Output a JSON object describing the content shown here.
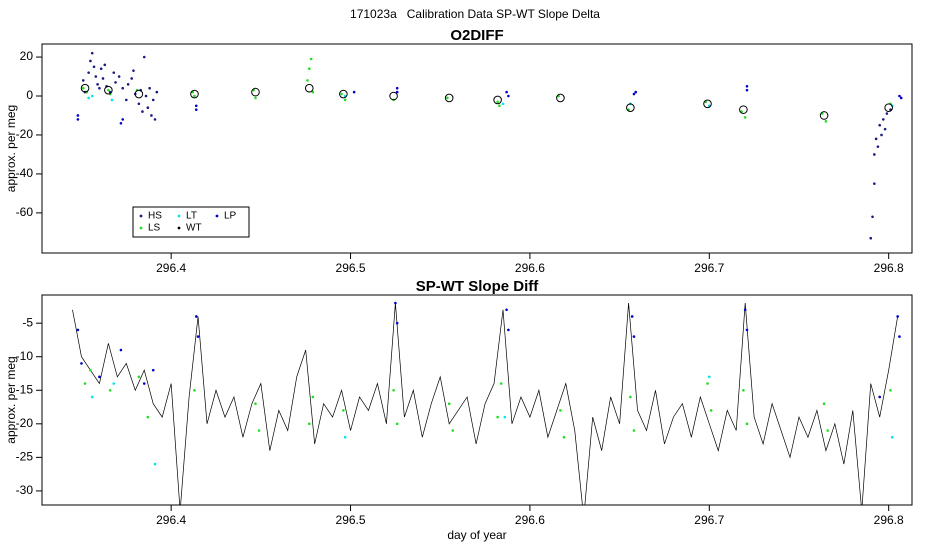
{
  "title": "171023a   Calibration Data SP-WT Slope Delta",
  "chart_data": [
    {
      "type": "scatter",
      "title": "O2DIFF",
      "ylabel": "approx. per meg",
      "xlim": [
        296.328,
        296.813
      ],
      "xticks": [
        296.4,
        296.5,
        296.6,
        296.7,
        296.8
      ],
      "ylim": [
        -80.6,
        26.7
      ],
      "yticks": [
        -60,
        -40,
        -20,
        0,
        20
      ],
      "legend": "bottom-left",
      "series": [
        {
          "name": "HS",
          "color": "#1a1a80",
          "marker": "dot",
          "x": [
            296.351,
            296.352,
            296.354,
            296.355,
            296.356,
            296.357,
            296.358,
            296.359,
            296.36,
            296.361,
            296.362,
            296.363,
            296.364,
            296.366,
            296.368,
            296.369,
            296.371,
            296.373,
            296.375,
            296.376,
            296.378,
            296.379,
            296.38,
            296.382,
            296.383,
            296.384,
            296.385,
            296.386,
            296.387,
            296.388,
            296.389,
            296.39,
            296.391,
            296.392,
            296.79,
            296.791,
            296.792,
            296.792,
            296.793,
            296.794,
            296.795,
            296.796,
            296.797,
            296.798,
            296.799,
            296.801
          ],
          "values": [
            8,
            2,
            12,
            18,
            22,
            15,
            10,
            6,
            4,
            14,
            9,
            16,
            5,
            2,
            12,
            7,
            10,
            4,
            -2,
            6,
            9,
            13,
            1,
            -4,
            3,
            -8,
            20,
            0,
            -6,
            4,
            -10,
            -2,
            -12,
            2,
            -73,
            -62,
            -45,
            -30,
            -22,
            -26,
            -15,
            -20,
            -12,
            -17,
            -9,
            -7
          ]
        },
        {
          "name": "LS",
          "color": "#22dd22",
          "marker": "dot",
          "x": [
            296.351,
            296.353,
            296.365,
            296.366,
            296.381,
            296.412,
            296.413,
            296.446,
            296.447,
            296.476,
            296.477,
            296.478,
            296.479,
            296.495,
            296.497,
            296.524,
            296.554,
            296.582,
            296.583,
            296.616,
            296.655,
            296.656,
            296.698,
            296.718,
            296.72,
            296.763,
            296.765,
            296.801
          ],
          "values": [
            4,
            2,
            3,
            1,
            3,
            2,
            0,
            3,
            -1,
            8,
            14,
            19,
            2,
            1,
            -2,
            -2,
            -1,
            -3,
            -5,
            0,
            -7,
            -4,
            -3,
            -8,
            -11,
            -9,
            -13,
            -4
          ]
        },
        {
          "name": "LT",
          "color": "#00e5ee",
          "marker": "dot",
          "x": [
            296.354,
            296.356,
            296.367,
            296.497,
            296.585,
            296.656,
            296.7,
            296.802
          ],
          "values": [
            -1,
            0,
            -2,
            0,
            -4,
            -4,
            -5,
            -5
          ]
        },
        {
          "name": "WT",
          "color": "#000000",
          "marker": "circle-open",
          "x": [
            296.352,
            296.365,
            296.382,
            296.413,
            296.447,
            296.477,
            296.496,
            296.524,
            296.555,
            296.582,
            296.617,
            296.656,
            296.699,
            296.719,
            296.764,
            296.8
          ],
          "values": [
            4,
            3,
            1,
            1,
            2,
            4,
            1,
            0,
            -1,
            -2,
            -1,
            -6,
            -4,
            -7,
            -10,
            -6
          ]
        },
        {
          "name": "LP",
          "color": "#0000cd",
          "marker": "dot",
          "x": [
            296.348,
            296.348,
            296.372,
            296.373,
            296.414,
            296.414,
            296.502,
            296.526,
            296.526,
            296.587,
            296.588,
            296.658,
            296.659,
            296.721,
            296.721,
            296.806,
            296.807
          ],
          "values": [
            -12,
            -10,
            -14,
            -12,
            -7,
            -5,
            2,
            4,
            2,
            2,
            0,
            1,
            2,
            5,
            3,
            0,
            -1
          ]
        }
      ]
    },
    {
      "type": "line",
      "title": "SP-WT Slope Diff",
      "ylabel": "approx. per meg",
      "xlabel": "day of year",
      "xlim": [
        296.328,
        296.813
      ],
      "xticks": [
        296.4,
        296.5,
        296.6,
        296.7,
        296.8
      ],
      "ylim": [
        -32.1,
        -0.8
      ],
      "yticks": [
        -30,
        -25,
        -20,
        -15,
        -10,
        -5
      ],
      "series": [
        {
          "color": "#000000",
          "type": "line",
          "x": [
            296.345,
            296.35,
            296.355,
            296.36,
            296.365,
            296.37,
            296.375,
            296.38,
            296.385,
            296.39,
            296.395,
            296.4,
            296.405,
            296.41,
            296.415,
            296.42,
            296.425,
            296.43,
            296.435,
            296.44,
            296.445,
            296.45,
            296.455,
            296.46,
            296.465,
            296.47,
            296.475,
            296.48,
            296.485,
            296.49,
            296.495,
            296.5,
            296.505,
            296.51,
            296.515,
            296.52,
            296.525,
            296.53,
            296.535,
            296.54,
            296.545,
            296.55,
            296.555,
            296.56,
            296.565,
            296.57,
            296.575,
            296.58,
            296.585,
            296.59,
            296.595,
            296.6,
            296.605,
            296.61,
            296.615,
            296.62,
            296.625,
            296.63,
            296.635,
            296.64,
            296.645,
            296.65,
            296.655,
            296.66,
            296.665,
            296.67,
            296.675,
            296.68,
            296.685,
            296.69,
            296.695,
            296.7,
            296.705,
            296.71,
            296.715,
            296.72,
            296.725,
            296.73,
            296.735,
            296.74,
            296.745,
            296.75,
            296.755,
            296.76,
            296.765,
            296.77,
            296.775,
            296.78,
            296.785,
            296.79,
            296.795,
            296.8,
            296.805
          ],
          "values": [
            -3,
            -10,
            -12,
            -14,
            -8,
            -13,
            -11,
            -15,
            -12,
            -17,
            -19,
            -14,
            -33,
            -16,
            -4,
            -20,
            -15,
            -19,
            -16,
            -22,
            -17,
            -14,
            -24,
            -18,
            -21,
            -13,
            -9,
            -23,
            -17,
            -19,
            -15,
            -21,
            -16,
            -18,
            -14,
            -20,
            -2,
            -19,
            -15,
            -22,
            -17,
            -13,
            -20,
            -18,
            -16,
            -23,
            -17,
            -14,
            -3,
            -20,
            -16,
            -19,
            -15,
            -22,
            -18,
            -14,
            -21,
            -34,
            -19,
            -24,
            -16,
            -20,
            -2,
            -18,
            -21,
            -15,
            -23,
            -19,
            -17,
            -22,
            -16,
            -20,
            -24,
            -18,
            -21,
            -2,
            -19,
            -23,
            -17,
            -21,
            -25,
            -19,
            -22,
            -18,
            -24,
            -20,
            -26,
            -18,
            -33,
            -14,
            -19,
            -12,
            -4
          ]
        },
        {
          "color": "#22dd22",
          "type": "scatter",
          "marker": "dot",
          "x": [
            296.352,
            296.355,
            296.366,
            296.382,
            296.387,
            296.413,
            296.447,
            296.449,
            296.477,
            296.479,
            296.496,
            296.524,
            296.526,
            296.555,
            296.557,
            296.582,
            296.584,
            296.617,
            296.619,
            296.656,
            296.658,
            296.699,
            296.701,
            296.719,
            296.721,
            296.764,
            296.766,
            296.801
          ],
          "values": [
            -14,
            -12,
            -15,
            -13,
            -19,
            -15,
            -17,
            -21,
            -20,
            -16,
            -18,
            -15,
            -20,
            -17,
            -21,
            -19,
            -14,
            -18,
            -22,
            -16,
            -21,
            -14,
            -18,
            -15,
            -20,
            -17,
            -21,
            -15
          ]
        },
        {
          "color": "#0000cd",
          "type": "scatter",
          "marker": "dot",
          "x": [
            296.348,
            296.35,
            296.36,
            296.372,
            296.385,
            296.39,
            296.414,
            296.415,
            296.525,
            296.526,
            296.587,
            296.588,
            296.657,
            296.658,
            296.72,
            296.721,
            296.795,
            296.805,
            296.806
          ],
          "values": [
            -6,
            -11,
            -13,
            -9,
            -14,
            -12,
            -4,
            -7,
            -2,
            -5,
            -3,
            -6,
            -4,
            -7,
            -3,
            -6,
            -16,
            -4,
            -7
          ]
        },
        {
          "color": "#00e5ee",
          "type": "scatter",
          "marker": "dot",
          "x": [
            296.356,
            296.368,
            296.391,
            296.497,
            296.586,
            296.7,
            296.802
          ],
          "values": [
            -16,
            -14,
            -26,
            -22,
            -19,
            -13,
            -22
          ]
        }
      ]
    }
  ]
}
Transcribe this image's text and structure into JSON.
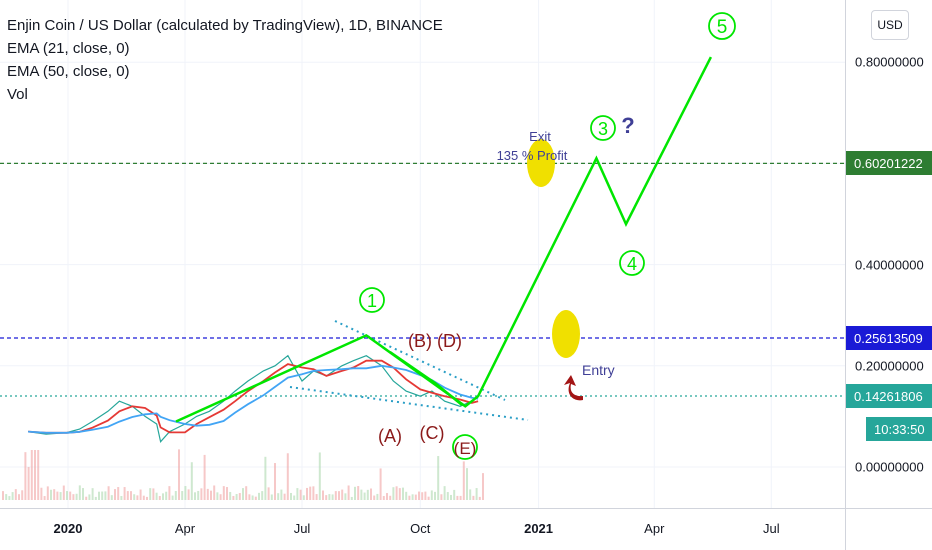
{
  "legend": {
    "title": "Enjin Coin / US Dollar (calculated by TradingView), 1D, BINANCE",
    "ema21": "EMA (21, close, 0)",
    "ema50": "EMA (50, close, 0)",
    "vol": "Vol"
  },
  "currency_button": "USD",
  "colors": {
    "green_line": "#00e600",
    "badge_green": "#2e7d32",
    "badge_blue": "#1a1ad6",
    "badge_teal": "#26a69a",
    "price_red": "#e53935",
    "ema_blue": "#42a5f5",
    "annotation_text": "#3f3f96",
    "wave_red": "#8b1a1a",
    "yellow": "#f0e000",
    "arrow_red": "#a31515"
  },
  "chart_data": {
    "type": "line",
    "title": "Enjin Coin / US Dollar (calculated by TradingView), 1D, BINANCE",
    "xlabel": "",
    "ylabel": "",
    "x_ticks": [
      "2020",
      "Apr",
      "Jul",
      "Oct",
      "2021",
      "Apr",
      "Jul"
    ],
    "y_ticks": [
      "0.80000000",
      "0.40000000",
      "0.20000000",
      "0.00000000"
    ],
    "ylim": [
      -0.05,
      0.95
    ],
    "price_levels": [
      {
        "value": "0.60201222",
        "style": "dashed",
        "color": "#2e7d32"
      },
      {
        "value": "0.25613509",
        "style": "dashed",
        "color": "#1a1ad6"
      },
      {
        "value": "0.14261806",
        "style": "dotted",
        "color": "#26a69a"
      }
    ],
    "countdown": "10:33:50",
    "series": [
      {
        "name": "EMA (21, close, 0)",
        "color": "#e53935"
      },
      {
        "name": "EMA (50, close, 0)",
        "color": "#42a5f5"
      }
    ],
    "price": {
      "x": [
        "2019-12-01",
        "2019-12-15",
        "2019-12-31",
        "2020-01-10",
        "2020-01-20",
        "2020-02-01",
        "2020-02-10",
        "2020-02-20",
        "2020-03-01",
        "2020-03-10",
        "2020-03-13",
        "2020-03-20",
        "2020-04-01",
        "2020-04-10",
        "2020-04-20",
        "2020-05-01",
        "2020-05-10",
        "2020-05-20",
        "2020-06-01",
        "2020-06-10",
        "2020-06-20",
        "2020-07-01",
        "2020-07-10",
        "2020-07-20",
        "2020-08-01",
        "2020-08-10",
        "2020-08-20",
        "2020-09-01",
        "2020-09-10",
        "2020-09-20",
        "2020-10-01",
        "2020-10-10",
        "2020-10-20",
        "2020-11-01",
        "2020-11-10",
        "2020-11-15"
      ],
      "y": [
        0.07,
        0.065,
        0.068,
        0.075,
        0.09,
        0.11,
        0.13,
        0.12,
        0.1,
        0.085,
        0.05,
        0.07,
        0.085,
        0.1,
        0.11,
        0.13,
        0.15,
        0.17,
        0.19,
        0.2,
        0.22,
        0.17,
        0.19,
        0.18,
        0.2,
        0.21,
        0.22,
        0.2,
        0.17,
        0.15,
        0.14,
        0.15,
        0.13,
        0.12,
        0.13,
        0.14
      ]
    },
    "wave_projection": {
      "x": [
        "2020-03-25",
        "2020-08-20",
        "2020-11-05",
        "2020-11-15",
        "2021-02-15",
        "2021-03-10",
        "2021-05-15"
      ],
      "y": [
        0.09,
        0.26,
        0.12,
        0.14,
        0.61,
        0.48,
        0.81
      ]
    },
    "annotations": {
      "wave1": "1",
      "wave3": "3",
      "wave4": "4",
      "wave5": "5",
      "question": "?",
      "wave_B": "(B)",
      "wave_D": "(D)",
      "wave_A": "(A)",
      "wave_C": "(C)",
      "wave_E": "(E)",
      "exit_line1": "Exit",
      "exit_line2": "135 % Profit",
      "entry": "Entry"
    }
  }
}
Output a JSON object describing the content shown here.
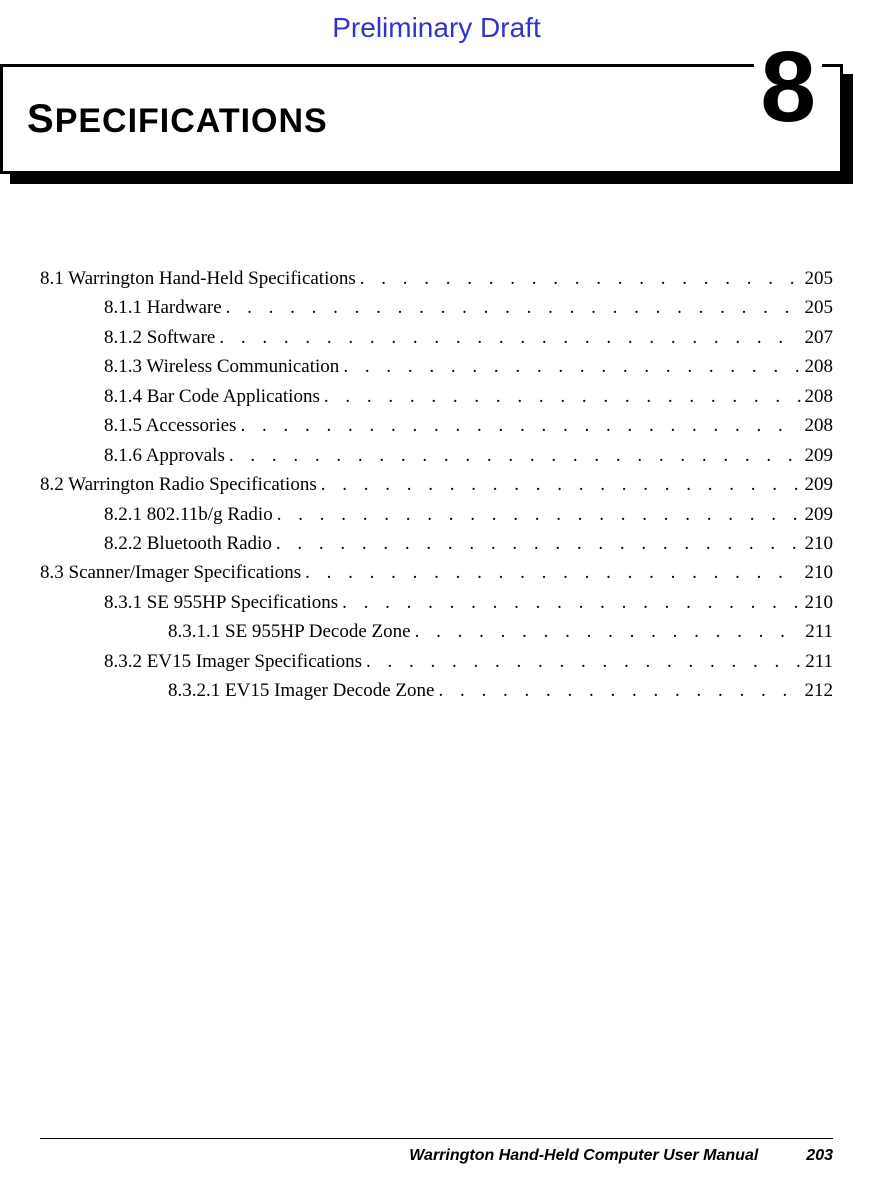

• • • • •

Description of the task => Find how many of the lines above have the word "name" in them. State only that number.

Complete output => 7